DATA SUPPLIED =>
-- START --

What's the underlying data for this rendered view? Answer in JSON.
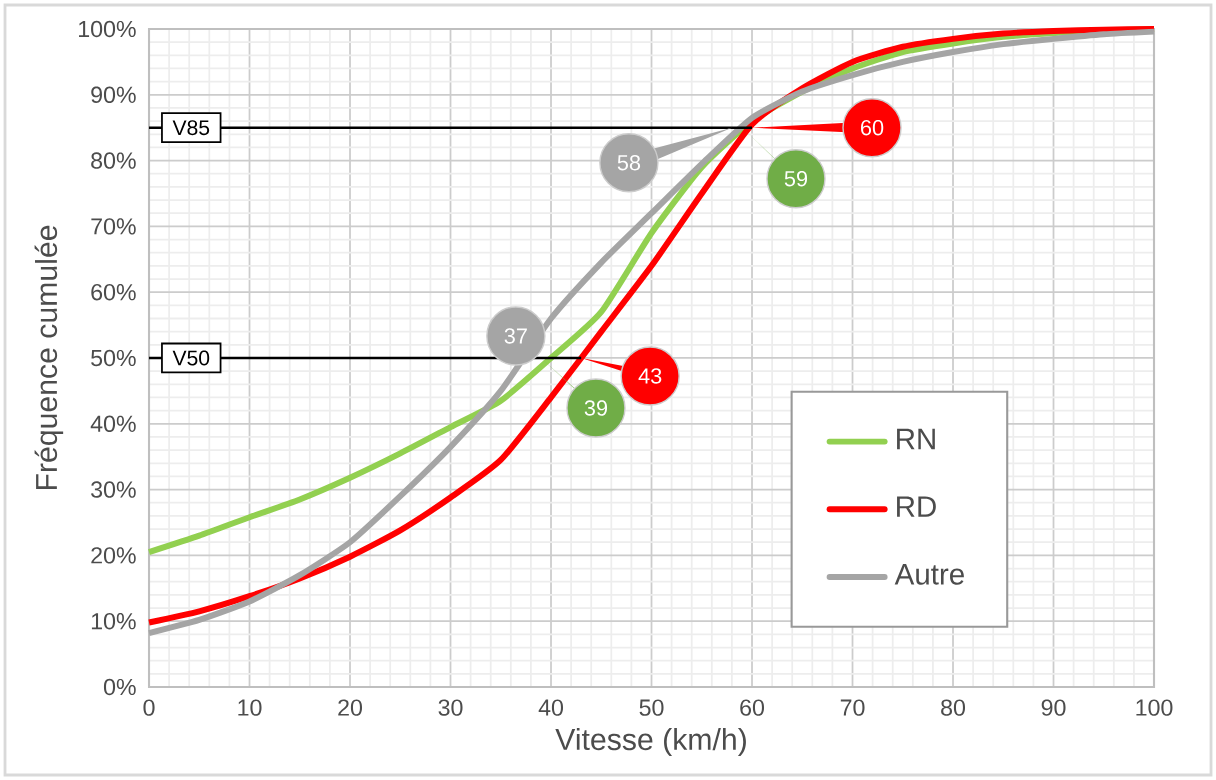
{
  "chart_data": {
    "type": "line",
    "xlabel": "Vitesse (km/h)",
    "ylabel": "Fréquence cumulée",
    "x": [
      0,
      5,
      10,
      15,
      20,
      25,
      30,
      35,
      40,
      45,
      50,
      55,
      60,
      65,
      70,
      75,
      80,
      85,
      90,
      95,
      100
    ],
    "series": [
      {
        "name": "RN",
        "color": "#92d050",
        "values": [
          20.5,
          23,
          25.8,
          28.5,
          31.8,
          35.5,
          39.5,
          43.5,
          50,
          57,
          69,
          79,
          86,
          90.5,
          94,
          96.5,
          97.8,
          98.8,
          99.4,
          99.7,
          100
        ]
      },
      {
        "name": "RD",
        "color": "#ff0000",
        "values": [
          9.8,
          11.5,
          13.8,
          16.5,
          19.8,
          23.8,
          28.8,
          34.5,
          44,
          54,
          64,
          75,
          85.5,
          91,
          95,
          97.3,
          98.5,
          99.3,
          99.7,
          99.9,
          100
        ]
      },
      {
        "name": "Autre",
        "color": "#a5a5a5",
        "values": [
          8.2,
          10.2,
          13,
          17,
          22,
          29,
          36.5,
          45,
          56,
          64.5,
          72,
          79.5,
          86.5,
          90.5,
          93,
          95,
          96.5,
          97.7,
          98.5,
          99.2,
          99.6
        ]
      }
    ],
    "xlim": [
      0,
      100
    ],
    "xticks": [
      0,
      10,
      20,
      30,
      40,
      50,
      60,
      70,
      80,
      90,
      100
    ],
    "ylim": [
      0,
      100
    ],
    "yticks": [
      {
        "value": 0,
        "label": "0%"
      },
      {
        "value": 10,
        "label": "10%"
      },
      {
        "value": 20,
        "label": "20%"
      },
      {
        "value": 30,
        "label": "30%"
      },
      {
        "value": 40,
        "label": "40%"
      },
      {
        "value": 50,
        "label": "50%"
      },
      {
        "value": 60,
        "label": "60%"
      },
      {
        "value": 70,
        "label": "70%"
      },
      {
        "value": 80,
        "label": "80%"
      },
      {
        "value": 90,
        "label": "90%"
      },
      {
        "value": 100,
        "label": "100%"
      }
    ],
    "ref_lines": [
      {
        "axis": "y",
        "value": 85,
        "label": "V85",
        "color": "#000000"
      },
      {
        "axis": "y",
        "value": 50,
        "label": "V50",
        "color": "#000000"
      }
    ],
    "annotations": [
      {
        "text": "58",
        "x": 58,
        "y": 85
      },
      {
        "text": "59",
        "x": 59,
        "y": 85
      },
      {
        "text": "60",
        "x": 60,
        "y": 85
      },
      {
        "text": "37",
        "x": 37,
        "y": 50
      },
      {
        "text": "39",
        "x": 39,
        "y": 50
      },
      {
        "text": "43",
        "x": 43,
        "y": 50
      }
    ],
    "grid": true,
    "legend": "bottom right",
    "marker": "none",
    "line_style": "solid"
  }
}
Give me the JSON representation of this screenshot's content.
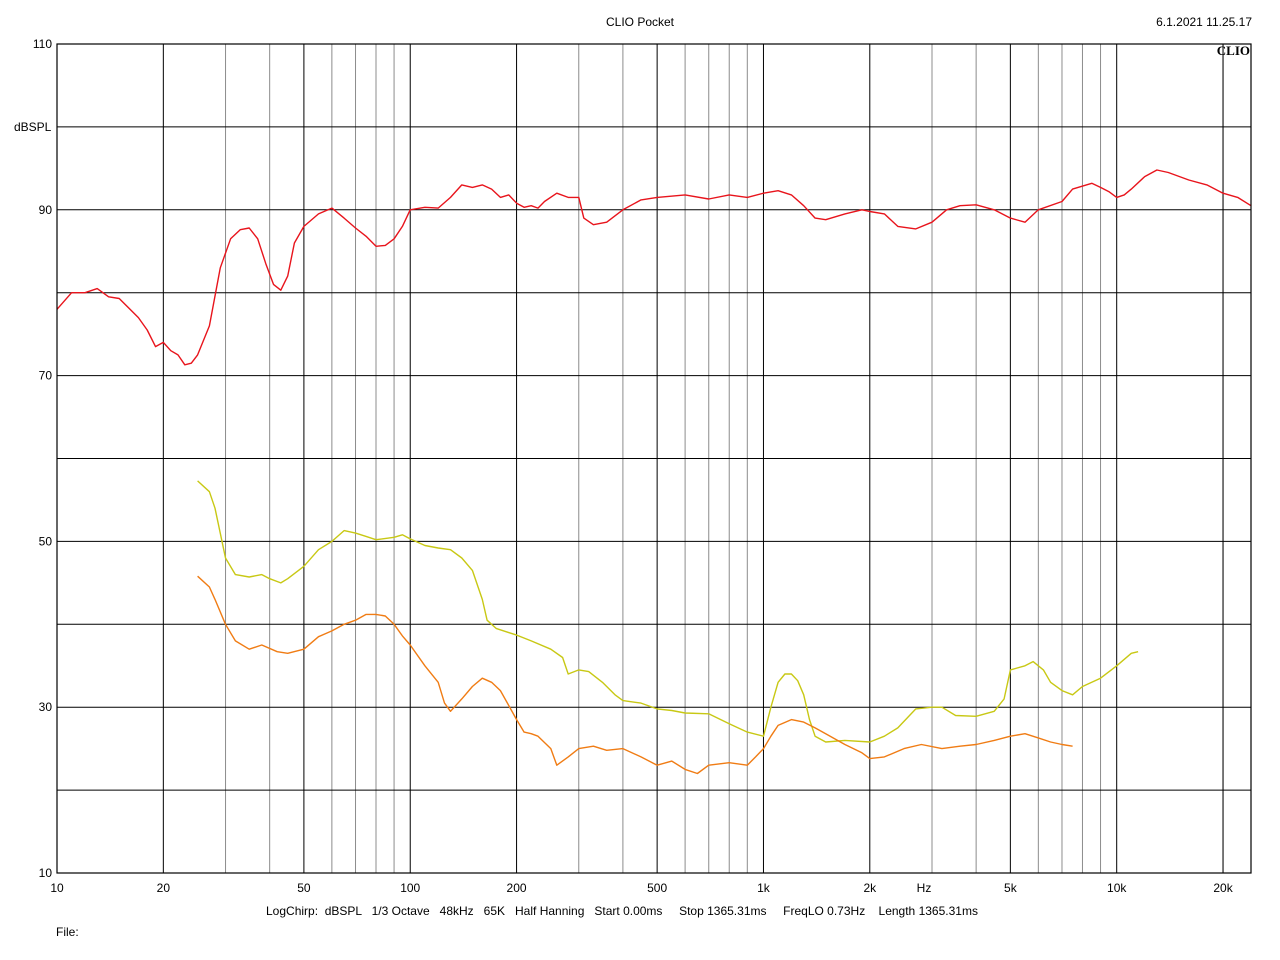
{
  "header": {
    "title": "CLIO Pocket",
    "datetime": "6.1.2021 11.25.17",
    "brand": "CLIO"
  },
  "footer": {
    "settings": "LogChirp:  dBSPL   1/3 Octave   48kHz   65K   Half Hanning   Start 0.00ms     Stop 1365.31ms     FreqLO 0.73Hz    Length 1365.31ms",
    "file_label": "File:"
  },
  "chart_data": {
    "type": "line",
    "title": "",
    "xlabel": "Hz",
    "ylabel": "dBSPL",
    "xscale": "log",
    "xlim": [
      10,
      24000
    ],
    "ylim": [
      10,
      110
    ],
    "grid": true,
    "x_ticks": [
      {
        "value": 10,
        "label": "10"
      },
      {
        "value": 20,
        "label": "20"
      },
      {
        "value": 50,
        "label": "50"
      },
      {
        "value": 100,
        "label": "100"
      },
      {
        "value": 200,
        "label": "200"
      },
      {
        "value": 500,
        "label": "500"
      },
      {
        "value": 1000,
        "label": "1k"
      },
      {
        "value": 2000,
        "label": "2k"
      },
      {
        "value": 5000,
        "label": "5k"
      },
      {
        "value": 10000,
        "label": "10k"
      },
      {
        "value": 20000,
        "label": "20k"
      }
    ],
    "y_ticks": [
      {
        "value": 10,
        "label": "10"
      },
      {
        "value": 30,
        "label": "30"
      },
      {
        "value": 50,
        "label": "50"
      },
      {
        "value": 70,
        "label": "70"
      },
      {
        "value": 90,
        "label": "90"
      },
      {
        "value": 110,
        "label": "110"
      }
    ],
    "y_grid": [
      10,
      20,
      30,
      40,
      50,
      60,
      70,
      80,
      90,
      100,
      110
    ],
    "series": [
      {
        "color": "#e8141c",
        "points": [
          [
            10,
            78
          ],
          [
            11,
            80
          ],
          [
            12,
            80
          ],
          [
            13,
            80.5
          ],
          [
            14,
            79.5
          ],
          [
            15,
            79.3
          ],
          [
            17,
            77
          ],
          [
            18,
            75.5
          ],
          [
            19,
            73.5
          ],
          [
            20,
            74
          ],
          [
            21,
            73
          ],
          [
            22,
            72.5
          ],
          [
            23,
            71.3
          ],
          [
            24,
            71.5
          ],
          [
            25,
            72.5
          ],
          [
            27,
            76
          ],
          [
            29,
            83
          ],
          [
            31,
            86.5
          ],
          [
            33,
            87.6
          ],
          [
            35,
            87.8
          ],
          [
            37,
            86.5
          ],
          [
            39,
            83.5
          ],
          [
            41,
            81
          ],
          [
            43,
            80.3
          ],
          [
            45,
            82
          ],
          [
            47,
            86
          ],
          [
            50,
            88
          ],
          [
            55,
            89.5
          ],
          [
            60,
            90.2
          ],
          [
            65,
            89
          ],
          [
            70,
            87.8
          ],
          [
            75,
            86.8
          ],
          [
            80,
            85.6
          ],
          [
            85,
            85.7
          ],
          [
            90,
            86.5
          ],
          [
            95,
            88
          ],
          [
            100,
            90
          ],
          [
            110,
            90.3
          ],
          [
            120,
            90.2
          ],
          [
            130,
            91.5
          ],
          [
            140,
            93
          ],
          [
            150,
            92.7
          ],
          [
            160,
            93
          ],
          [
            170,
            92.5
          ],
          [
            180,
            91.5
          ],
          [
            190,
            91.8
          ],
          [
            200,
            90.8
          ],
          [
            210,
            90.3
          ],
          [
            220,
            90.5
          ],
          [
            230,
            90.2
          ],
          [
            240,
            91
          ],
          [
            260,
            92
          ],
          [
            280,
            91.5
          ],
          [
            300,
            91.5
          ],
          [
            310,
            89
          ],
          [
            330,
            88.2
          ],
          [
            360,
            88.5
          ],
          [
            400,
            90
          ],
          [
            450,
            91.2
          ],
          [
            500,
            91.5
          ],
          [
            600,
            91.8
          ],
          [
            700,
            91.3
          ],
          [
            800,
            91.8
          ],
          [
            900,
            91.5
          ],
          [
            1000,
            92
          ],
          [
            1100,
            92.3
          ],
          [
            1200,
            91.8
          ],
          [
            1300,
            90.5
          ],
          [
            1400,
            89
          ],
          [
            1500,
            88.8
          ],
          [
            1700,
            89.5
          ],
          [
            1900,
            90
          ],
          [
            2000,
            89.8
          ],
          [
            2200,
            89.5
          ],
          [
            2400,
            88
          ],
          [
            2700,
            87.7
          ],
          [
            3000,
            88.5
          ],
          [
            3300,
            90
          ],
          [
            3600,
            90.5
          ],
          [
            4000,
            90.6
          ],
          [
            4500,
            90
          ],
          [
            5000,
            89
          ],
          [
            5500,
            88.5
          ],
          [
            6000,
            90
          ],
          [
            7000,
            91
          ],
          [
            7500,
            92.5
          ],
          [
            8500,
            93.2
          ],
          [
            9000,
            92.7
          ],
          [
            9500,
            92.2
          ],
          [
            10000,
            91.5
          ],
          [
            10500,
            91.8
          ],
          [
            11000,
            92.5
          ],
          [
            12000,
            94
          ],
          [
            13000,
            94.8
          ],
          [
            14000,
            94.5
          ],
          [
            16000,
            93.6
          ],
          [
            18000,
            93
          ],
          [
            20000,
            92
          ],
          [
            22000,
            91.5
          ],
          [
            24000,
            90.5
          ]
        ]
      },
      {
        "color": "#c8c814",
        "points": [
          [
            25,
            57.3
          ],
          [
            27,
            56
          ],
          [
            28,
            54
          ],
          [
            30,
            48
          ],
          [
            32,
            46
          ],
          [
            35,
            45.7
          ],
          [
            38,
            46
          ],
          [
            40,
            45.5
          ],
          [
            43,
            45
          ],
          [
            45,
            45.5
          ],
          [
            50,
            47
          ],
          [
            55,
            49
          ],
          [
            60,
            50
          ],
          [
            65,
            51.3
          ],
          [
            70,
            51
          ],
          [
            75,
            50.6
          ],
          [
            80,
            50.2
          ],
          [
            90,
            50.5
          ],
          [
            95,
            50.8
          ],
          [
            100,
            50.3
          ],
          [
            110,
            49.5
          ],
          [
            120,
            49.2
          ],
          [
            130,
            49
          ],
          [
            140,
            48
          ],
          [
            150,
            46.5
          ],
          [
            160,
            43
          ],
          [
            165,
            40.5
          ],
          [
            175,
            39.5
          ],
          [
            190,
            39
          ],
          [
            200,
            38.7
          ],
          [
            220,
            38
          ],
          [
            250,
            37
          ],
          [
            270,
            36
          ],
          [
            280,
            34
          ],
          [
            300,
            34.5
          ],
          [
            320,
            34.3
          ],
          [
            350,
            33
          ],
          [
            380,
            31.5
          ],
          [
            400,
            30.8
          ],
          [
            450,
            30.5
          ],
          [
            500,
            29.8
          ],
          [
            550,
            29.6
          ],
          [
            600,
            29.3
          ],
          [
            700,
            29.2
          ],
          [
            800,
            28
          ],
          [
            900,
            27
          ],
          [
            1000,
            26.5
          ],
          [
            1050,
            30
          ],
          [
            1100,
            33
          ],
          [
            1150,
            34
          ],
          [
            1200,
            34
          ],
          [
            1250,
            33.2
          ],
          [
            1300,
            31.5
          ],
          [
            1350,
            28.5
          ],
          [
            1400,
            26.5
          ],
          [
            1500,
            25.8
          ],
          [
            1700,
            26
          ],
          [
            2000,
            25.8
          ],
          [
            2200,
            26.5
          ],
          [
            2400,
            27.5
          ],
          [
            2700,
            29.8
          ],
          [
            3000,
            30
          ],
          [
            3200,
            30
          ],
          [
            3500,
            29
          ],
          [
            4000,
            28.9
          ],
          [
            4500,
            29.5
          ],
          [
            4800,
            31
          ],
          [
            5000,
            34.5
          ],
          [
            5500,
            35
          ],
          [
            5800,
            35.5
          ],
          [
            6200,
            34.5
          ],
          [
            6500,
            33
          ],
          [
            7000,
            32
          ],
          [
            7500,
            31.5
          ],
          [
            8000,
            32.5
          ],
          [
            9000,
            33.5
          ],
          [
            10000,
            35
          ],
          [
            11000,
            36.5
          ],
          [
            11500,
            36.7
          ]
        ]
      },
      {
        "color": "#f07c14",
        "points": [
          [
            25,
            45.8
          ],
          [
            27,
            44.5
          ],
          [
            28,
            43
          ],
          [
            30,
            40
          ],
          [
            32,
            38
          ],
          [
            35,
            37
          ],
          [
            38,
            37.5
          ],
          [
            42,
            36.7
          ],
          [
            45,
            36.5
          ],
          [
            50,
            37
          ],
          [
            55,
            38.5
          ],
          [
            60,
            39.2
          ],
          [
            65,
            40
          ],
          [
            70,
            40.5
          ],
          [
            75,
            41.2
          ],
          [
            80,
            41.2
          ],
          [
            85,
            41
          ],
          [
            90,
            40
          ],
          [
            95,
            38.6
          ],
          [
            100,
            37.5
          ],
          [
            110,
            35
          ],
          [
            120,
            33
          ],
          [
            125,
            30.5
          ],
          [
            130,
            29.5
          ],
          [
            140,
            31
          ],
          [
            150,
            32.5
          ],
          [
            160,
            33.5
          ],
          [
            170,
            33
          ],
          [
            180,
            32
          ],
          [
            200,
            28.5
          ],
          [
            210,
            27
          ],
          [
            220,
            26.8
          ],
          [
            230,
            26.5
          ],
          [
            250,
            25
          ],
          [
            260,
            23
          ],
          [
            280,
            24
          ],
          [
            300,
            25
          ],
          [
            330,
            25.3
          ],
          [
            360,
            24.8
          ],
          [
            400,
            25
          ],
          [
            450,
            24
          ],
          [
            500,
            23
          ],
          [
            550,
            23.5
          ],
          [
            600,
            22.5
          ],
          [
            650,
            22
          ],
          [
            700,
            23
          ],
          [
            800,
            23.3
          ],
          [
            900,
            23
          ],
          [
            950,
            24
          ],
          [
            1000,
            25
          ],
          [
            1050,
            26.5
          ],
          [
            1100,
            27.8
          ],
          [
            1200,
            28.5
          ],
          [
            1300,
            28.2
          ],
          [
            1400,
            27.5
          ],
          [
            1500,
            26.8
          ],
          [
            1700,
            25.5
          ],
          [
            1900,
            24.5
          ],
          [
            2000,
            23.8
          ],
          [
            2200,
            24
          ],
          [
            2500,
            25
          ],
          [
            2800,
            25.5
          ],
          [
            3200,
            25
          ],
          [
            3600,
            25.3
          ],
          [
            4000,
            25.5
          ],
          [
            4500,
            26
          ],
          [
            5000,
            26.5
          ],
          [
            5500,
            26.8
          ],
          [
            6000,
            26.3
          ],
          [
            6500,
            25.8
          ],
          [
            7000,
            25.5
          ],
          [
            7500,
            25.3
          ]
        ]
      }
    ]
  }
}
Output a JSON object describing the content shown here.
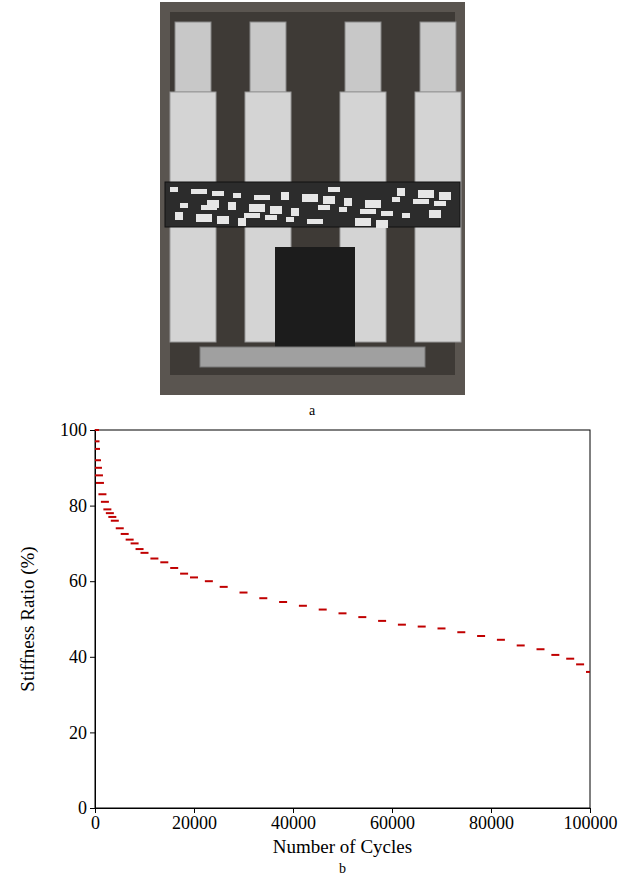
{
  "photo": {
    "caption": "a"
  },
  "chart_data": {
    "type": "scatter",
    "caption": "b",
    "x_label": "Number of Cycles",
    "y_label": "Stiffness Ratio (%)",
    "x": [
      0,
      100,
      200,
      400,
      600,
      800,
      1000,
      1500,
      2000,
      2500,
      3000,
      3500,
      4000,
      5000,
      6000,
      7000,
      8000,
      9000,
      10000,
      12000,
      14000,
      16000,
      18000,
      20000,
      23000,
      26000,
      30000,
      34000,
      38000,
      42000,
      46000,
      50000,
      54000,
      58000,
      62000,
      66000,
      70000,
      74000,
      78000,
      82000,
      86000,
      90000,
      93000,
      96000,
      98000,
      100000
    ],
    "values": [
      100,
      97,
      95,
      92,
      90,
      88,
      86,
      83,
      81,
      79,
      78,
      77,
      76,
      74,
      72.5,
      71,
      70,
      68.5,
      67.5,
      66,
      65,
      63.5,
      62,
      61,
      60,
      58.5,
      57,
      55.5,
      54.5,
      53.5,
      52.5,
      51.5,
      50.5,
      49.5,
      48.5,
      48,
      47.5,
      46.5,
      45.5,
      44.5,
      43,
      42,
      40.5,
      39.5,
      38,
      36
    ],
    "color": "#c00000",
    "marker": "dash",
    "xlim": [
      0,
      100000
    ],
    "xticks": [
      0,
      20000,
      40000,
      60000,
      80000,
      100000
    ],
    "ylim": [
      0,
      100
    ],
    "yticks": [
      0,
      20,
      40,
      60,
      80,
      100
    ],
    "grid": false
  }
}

-- END --

REQUEST =>
Look through the material and copy each line that has "ylabel".

ANSWER FOR THE TASK =>
    "ylabel": "Fréquence cumulée",
    "ylabel": "dBSPL",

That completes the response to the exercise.